WRITTEN TASK — Copy out the lines from the start of the records through the line containing "card-title: Daily Trading", including that line, and omit the pictures.

(Rows from a dataset)
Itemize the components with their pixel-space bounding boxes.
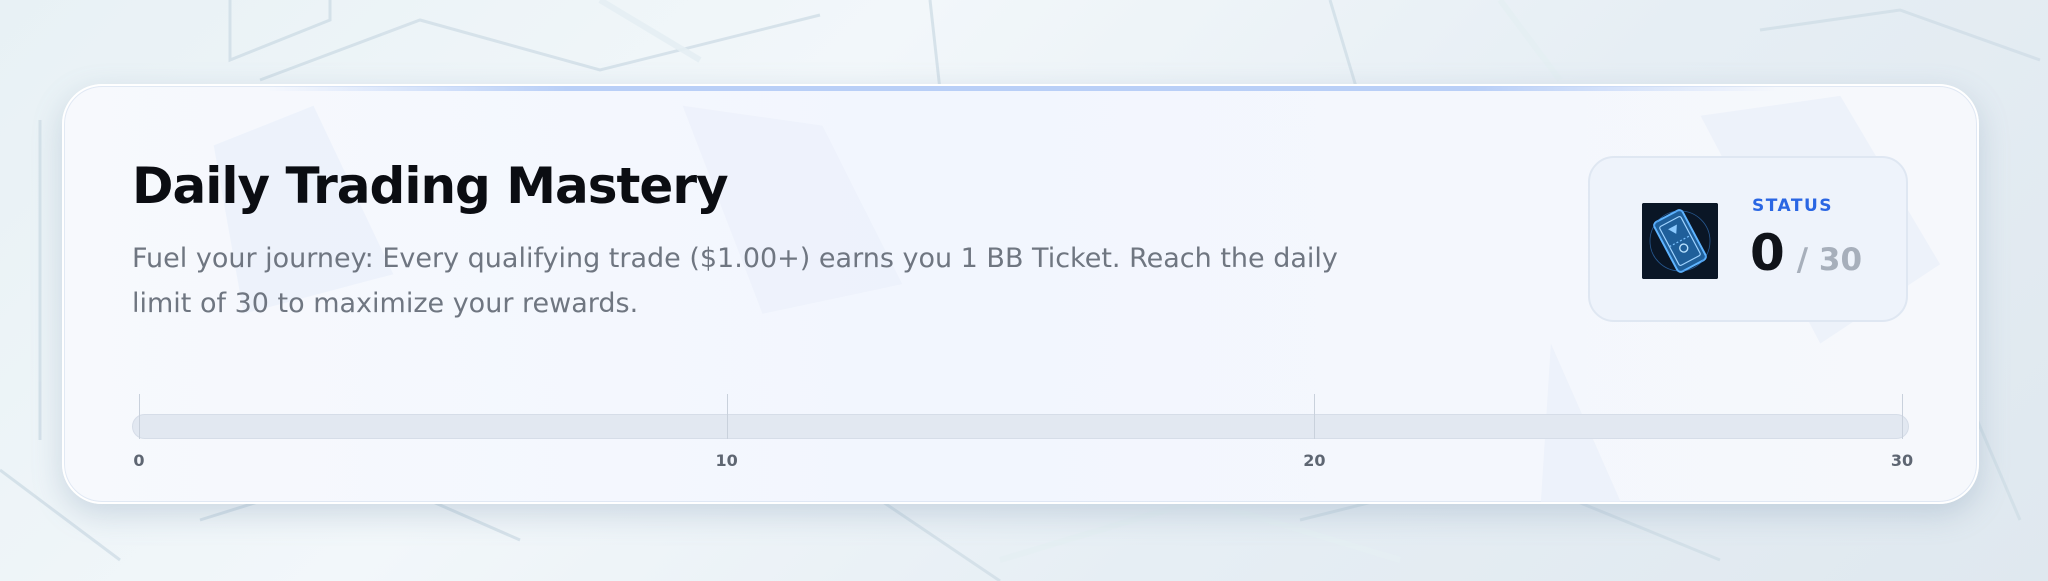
status-current-count: 0 [1750, 224, 1785, 282]
progress-tick [139, 394, 140, 439]
card-accent-line [264, 86, 1777, 91]
daily-trading-card: Daily Trading Mastery Fuel your journey:… [62, 84, 1979, 504]
progress-tick-label: 20 [1303, 451, 1326, 470]
card-title: Daily Trading Mastery [132, 157, 729, 215]
progress-tick [726, 394, 728, 439]
progress-track [132, 414, 1909, 439]
status-label: STATUS [1752, 196, 1834, 216]
status-panel: STATUS 0 / 30 [1588, 156, 1908, 322]
status-value: 0 / 30 [1750, 224, 1862, 282]
status-max-count: / 30 [1796, 242, 1863, 278]
card-description: Fuel your journey: Every qualifying trad… [132, 243, 1338, 319]
bb-ticket-icon [1642, 203, 1718, 279]
progress-tick-label: 10 [715, 451, 738, 470]
progress-tick-label: 0 [133, 451, 145, 470]
progress-tick-label: 30 [1890, 451, 1914, 470]
progress-tick [1314, 394, 1316, 439]
progress-tick [1902, 394, 1903, 439]
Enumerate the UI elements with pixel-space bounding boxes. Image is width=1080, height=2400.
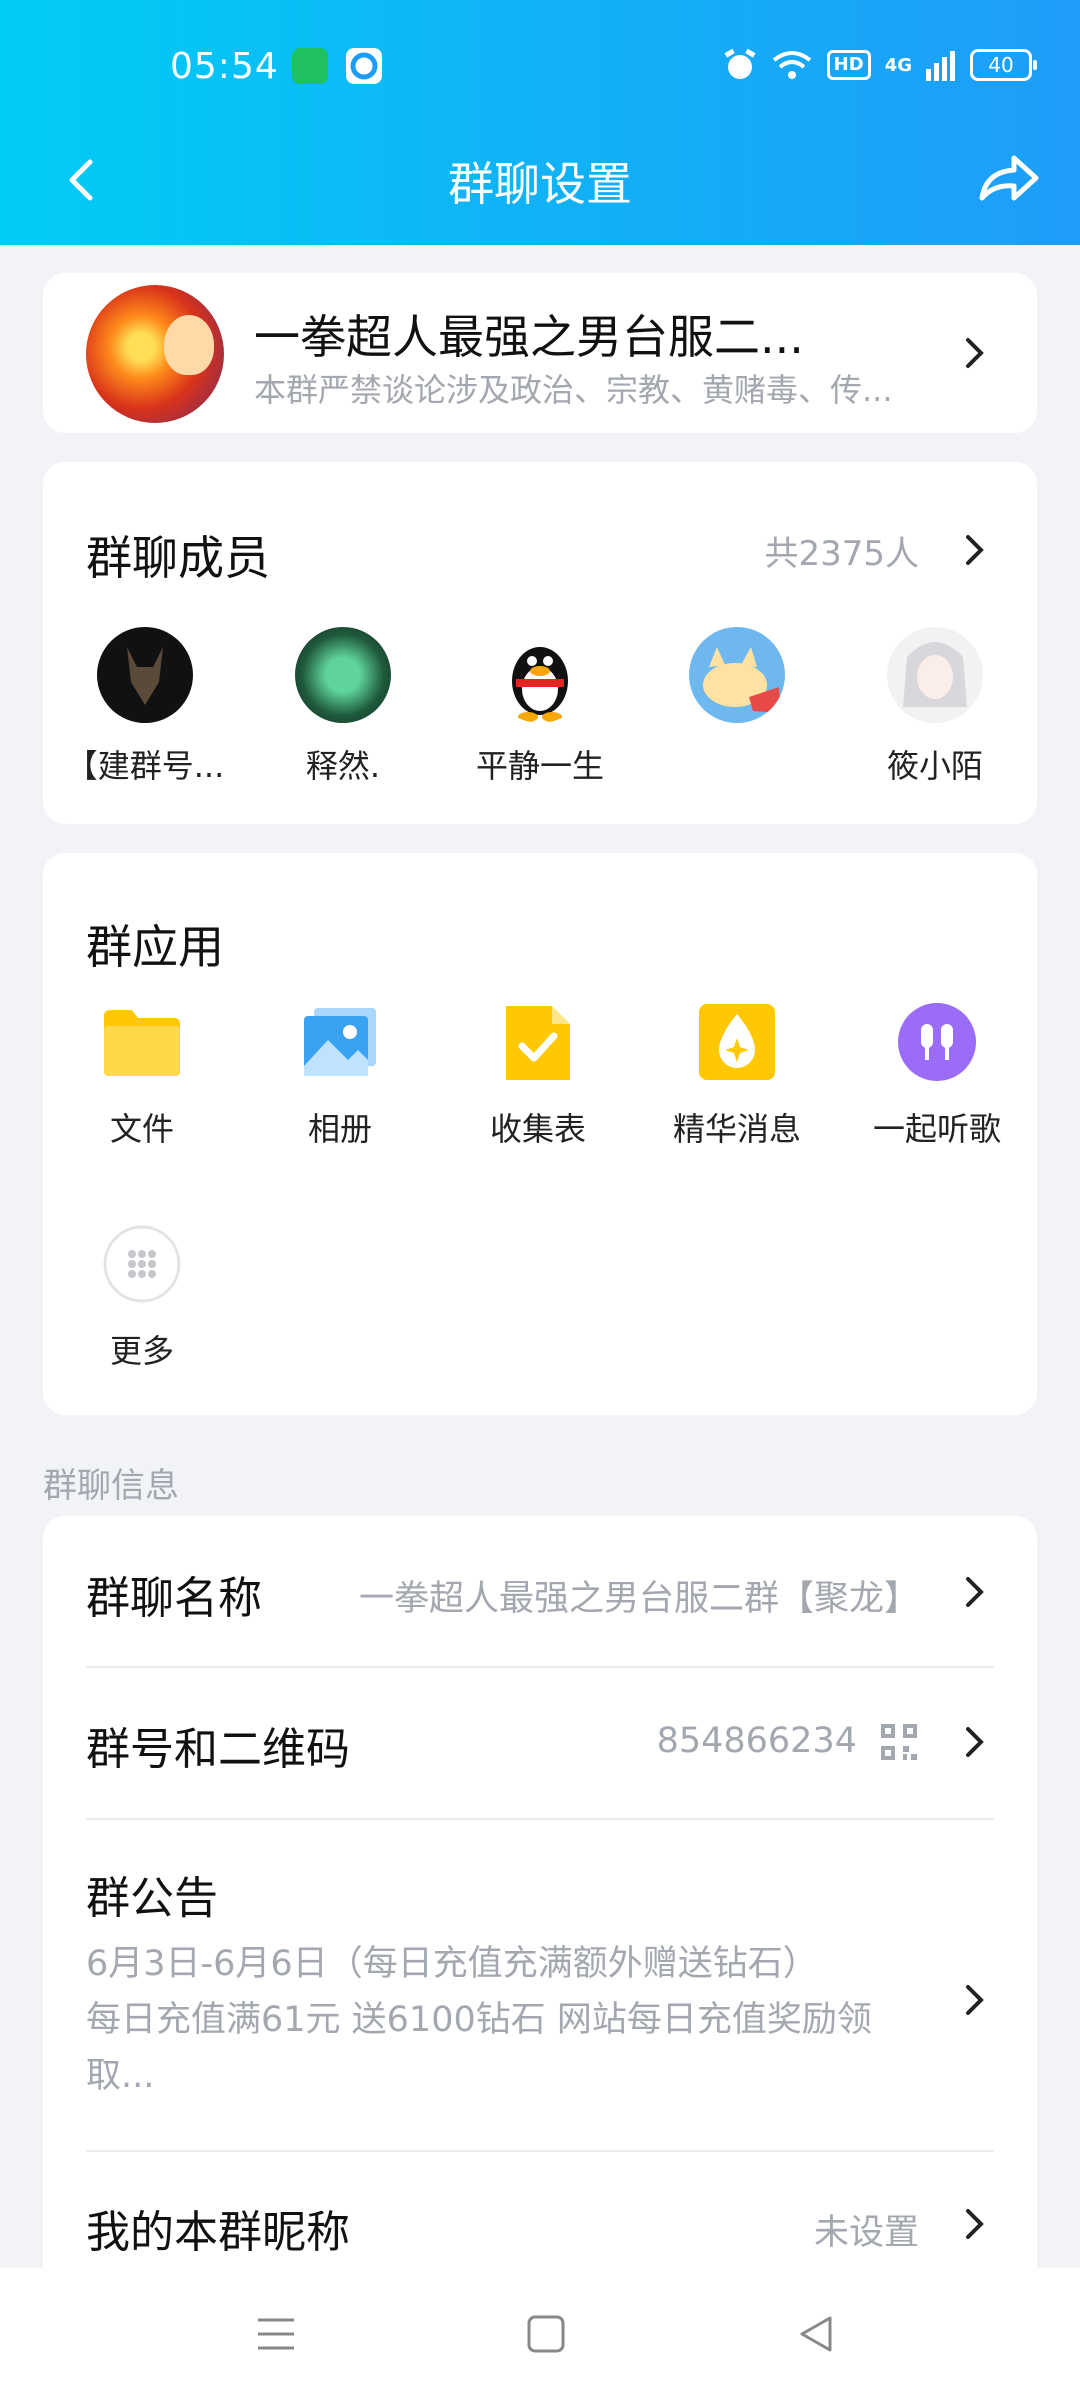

TASK SOLUTION —
Itemize the components with their pixel-space bounding boxes.
status-current-count: 0 [1750, 224, 1785, 282]
progress-tick [139, 394, 140, 439]
card-accent-line [264, 86, 1777, 91]
daily-trading-card: Daily Trading Mastery Fuel your journey:… [62, 84, 1979, 504]
progress-tick-label: 20 [1303, 451, 1326, 470]
card-title: Daily Trading Mastery [132, 157, 729, 215]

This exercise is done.